■ WORK REQUIRED:
Write out the records word for word.

───

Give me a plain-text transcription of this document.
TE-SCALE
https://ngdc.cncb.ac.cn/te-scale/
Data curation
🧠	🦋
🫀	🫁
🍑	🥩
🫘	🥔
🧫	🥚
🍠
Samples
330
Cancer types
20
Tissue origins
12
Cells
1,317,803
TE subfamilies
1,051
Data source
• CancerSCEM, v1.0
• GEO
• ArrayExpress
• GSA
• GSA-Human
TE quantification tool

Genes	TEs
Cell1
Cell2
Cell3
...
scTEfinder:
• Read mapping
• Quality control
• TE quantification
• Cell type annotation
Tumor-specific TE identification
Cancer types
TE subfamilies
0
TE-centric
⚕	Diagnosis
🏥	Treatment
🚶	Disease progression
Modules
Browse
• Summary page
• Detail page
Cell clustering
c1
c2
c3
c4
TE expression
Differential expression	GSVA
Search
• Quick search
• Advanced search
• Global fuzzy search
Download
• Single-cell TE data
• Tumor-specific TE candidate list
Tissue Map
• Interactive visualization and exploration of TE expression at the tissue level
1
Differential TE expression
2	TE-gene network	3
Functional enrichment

───

■ SOLUTION FOR THIS PROBLEM:
Give me a plain-text transcription of this document.
TE-SCALE
https://ngdc.cncb.ac.cn/te-scale/
Data curation
🧠	🦋
🫀	🫁
🍑	🥩
🫘	🥔
🧫	🥚
🍠
Samples
330
Cancer types
20
Tissue origins
12
Cells
1,317,803
TE subfamilies
1,051
Data source
• CancerSCEM, v1.0
• GEO
• ArrayExpress
• GSA
• GSA-Human
TE quantification tool

Genes	TEs
Cell1
Cell2
Cell3
...
scTEfinder:
• Read mapping
• Quality control
• TE quantification
• Cell type annotation
Tumor-specific TE identification
Cancer types
TE subfamilies
0
TE-centric
⚕	Diagnosis
🏥	Treatment
🚶	Disease progression
Modules
Browse
• Summary page
• Detail page
Cell clustering
c1
c2
c3
c4
TE expression
Differential expression	GSVA
Search
• Quick search
• Advanced search
• Global fuzzy search
Download
• Single-cell TE data
• Tumor-specific TE candidate list
Tissue Map
• Interactive visualization and exploration of TE expression at the tissue level
1
Differential TE expression
2	TE-gene network	3
Functional enrichment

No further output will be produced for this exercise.